1 February 2022

Literal matches: the minunique and getrefs algorithms

In the previous entry we defined the notions of minimal uniquity and maximal extension of a passage. Usually we say that an Old Testament passage is minimally unique if it is unique in the Old Testament, but after removing its first or last character it is no longer unique anymore. Also, we say that a New Testament passage is maximally extended if it is a quotation of an Old Testament passage, but any extension of it (by continuing the text with previous or next consecutive characters from the same book of the New Testament) is no longer a quotation.

In this blog entry two algorithms are presented. The first one is called the minunique algorithm: it finds all minimally unique substrings in the input passage. The second one is the getrefs algorithm: it finds all passages in the New Testament that may be quotations of the input passage. Here simplified versions of both algorithms are provided, in a Python-like code style. (According to multiple sources, Python is the top programming language as of December 2021.) These algorithms are implemented, however, in C++, for the bibref tool.

The minunique algorithm

The first algorithm searches for candidates of substrings of the input passage, and if a candidate is indeed minimally unique, it prints it:
def minunique(input_passage):
  l = len(input_passage)
  for i in range(l):
    for j in range(l-i):
      U[i][j] = -1
  for i in range(l):
    for j in range(l-i):
      if i>0 and (U[i-1][j]>0 or U[i-1][j+1]>0):
        U[i][j] = 2
      else:
        candidate = input_passage[j:j+i-1]
        if is_unique(candidate):
          U[i][j] = 1
          print(candidate)

::::::::

Required tasks ::
a: In the blog entry on literal matches, rewrite the part from "Literal matches: the" to "longer a quotation.", putting "Hebrew Bible" in place of "Old Testament".
b: Answer these questions from the blog entry on literal matches:
(i) In which programming language are the two algorithms implemented for the bibref tool?
(ii) What does the getrefs algorithm find?
(iii) In the minunique code, to what value is every U[i][j] first set?
c: Pick up the blog entry on literal matches right after its last line and continue it.

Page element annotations
::::::::

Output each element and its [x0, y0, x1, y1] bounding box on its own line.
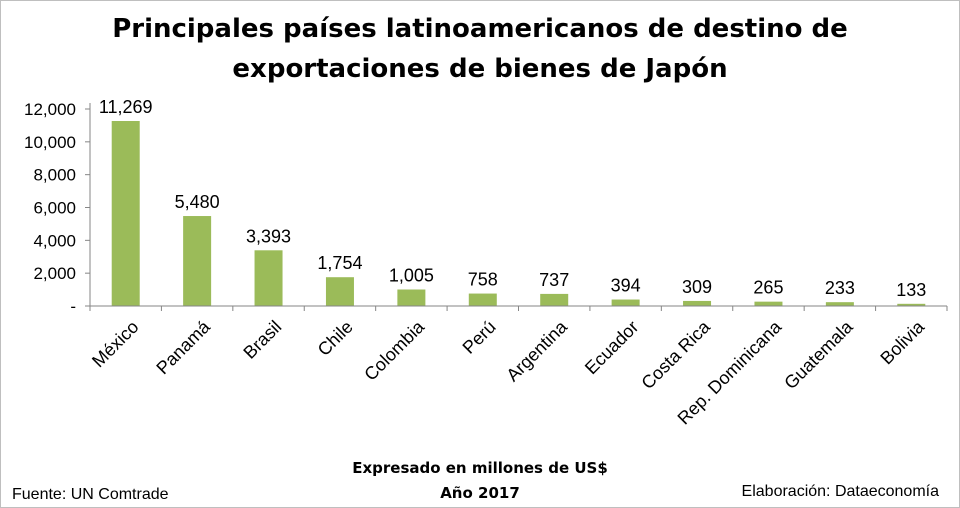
- chart-title-line-2: exportaciones de bienes de Japón: [232, 54, 728, 84]
- y-tick-label: -: [70, 297, 76, 316]
- bar: [111, 121, 140, 306]
- value-labels: 11,269 5,480 3,393 1,754 1,005 758 737 394 309 26…: [99, 97, 926, 300]
- x-axis: México Panamá Brasil Chile Colombia Perú Argen…: [88, 305, 948, 428]
- bar-value-label: 737: [539, 270, 569, 290]
- bar: [611, 299, 640, 306]
- bar: [540, 293, 569, 306]
- bar-value-label: 265: [753, 278, 783, 298]
- bar-value-label: 11,269: [99, 97, 153, 117]
- bar-value-label: 5,480: [175, 192, 220, 212]
- bar: [183, 216, 212, 306]
- x-category-label: Guatemala: [780, 316, 857, 393]
- y-tick-label: 10,000: [24, 133, 76, 152]
- bar-value-label: 3,393: [246, 226, 291, 246]
- chart-title: Principales países latinoamericanos de d…: [1, 9, 959, 89]
- year-note: Año 2017: [440, 484, 520, 502]
- bar: [683, 300, 712, 306]
- bar: [897, 303, 926, 306]
- y-tick-label: 12,000: [24, 100, 76, 119]
- bar-value-label: 133: [896, 280, 926, 300]
- x-category-label: Panamá: [152, 316, 214, 378]
- x-category-label: Chile: [314, 317, 357, 360]
- x-category-label: Brasil: [239, 317, 285, 363]
- x-category-label: México: [88, 317, 142, 371]
- y-tick-label: 6,000: [33, 199, 76, 218]
- bar: [254, 250, 283, 306]
- bar-value-label: 394: [611, 276, 641, 296]
- y-tick-label: 4,000: [33, 231, 76, 250]
- bar-value-label: 758: [468, 270, 498, 290]
- y-tick-label: 2,000: [33, 264, 76, 283]
- bars: [111, 121, 926, 306]
- bar: [754, 301, 783, 306]
- bar: [325, 277, 354, 306]
- y-axis: - 2,000 4,000 6,000 8,000 10,000 12,000: [24, 100, 91, 316]
- unit-note: Expresado en millones de US$: [352, 459, 608, 477]
- bar: [468, 293, 497, 306]
- chart-title-line-1: Principales países latinoamericanos de d…: [112, 14, 848, 44]
- y-tick-label: 8,000: [33, 166, 76, 185]
- bar: [825, 302, 854, 306]
- x-category-label: Costa Rica: [637, 316, 714, 393]
- bar-chart: - 2,000 4,000 6,000 8,000 10,000 12,000 11,269…: [24, 97, 948, 428]
- x-category-label: Bolivia: [876, 316, 928, 368]
- x-category-label: Argentina: [502, 316, 571, 385]
- bar-value-label: 309: [682, 277, 712, 297]
- credit-label: Elaboración: Dataeconomía: [741, 483, 939, 500]
- bar-value-label: 1,754: [317, 253, 362, 273]
- bar-value-label: 1,005: [389, 266, 434, 286]
- x-category-label: Ecuador: [581, 317, 643, 379]
- x-category-label: Colombia: [360, 316, 429, 385]
- bar-value-label: 233: [825, 278, 855, 298]
- source-label: Fuente: UN Comtrade: [12, 486, 169, 503]
- x-category-label: Perú: [459, 317, 500, 358]
- bar: [397, 289, 426, 306]
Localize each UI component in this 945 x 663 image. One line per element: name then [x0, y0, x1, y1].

::::::::

The responses ::
a:
Literal matches: the minunique and getrefs algorithms

In the previous entry we defined the notions of minimal uniquity and maximal extension of a passage. Usually we say that an Hebrew Bible passage is minimally unique if it is unique in the Hebrew Bible, but after removing its first or last character it is no longer unique anymore. Also, we say that a New Testament passage is maximally extended if it is a quotation of an Hebrew Bible passage, but any extension of it (by continuing the text with previous or next consecutive characters from the same book of the New Testament) is no longer a quotation.

b:
(i) C++
(ii) All passages in the New Testament that may be quotations of the input passage.
(iii) -1

c:
        else:
          U[i][j] = 0
To show an example run of the algorithm we consider the input passage abcdef with the assumption that ab and cde are minimally unique. We create the following table:

1 2 3 4 5 6
1 a b c d e f
2 ab↓ bc cd de ef
3 abc↓ bcd ↙cde↓ def
4 abcd↓ ↙bcde↓ ↙cdef
5 abcde↓ ↙bcdef
6 abcdef

The table contains all possible substrings of the input passage, in a triangular form. The colored entries are unique. The red entries are minimally unique. It is clear that a colored entry produces two colored entries below it (to the South and South-West), if there exist further texts in the next row. By using this property it is simple to fill the table from top-to-bottom and left-to-right and get the sought output.

Here is a minified version of the table shown above. This saves some space and it may explain the practical way of executing the algorithm better:

a b c d e f
b c d e f
c d e f
d e f
e f
f

The advantage of this second table is that we only need to read off the texts upside down beginning with a green letter and stopping at a red one. Actually, the Python code fills the same table, with the only difference that black corresponds to 0, red to 1, and blue to 2.

Let's perform the same concept on the four middle words of Psalm 82:5-6: “εγω ειπα θεοι εστε και” – for the better readability we use Latin characters here.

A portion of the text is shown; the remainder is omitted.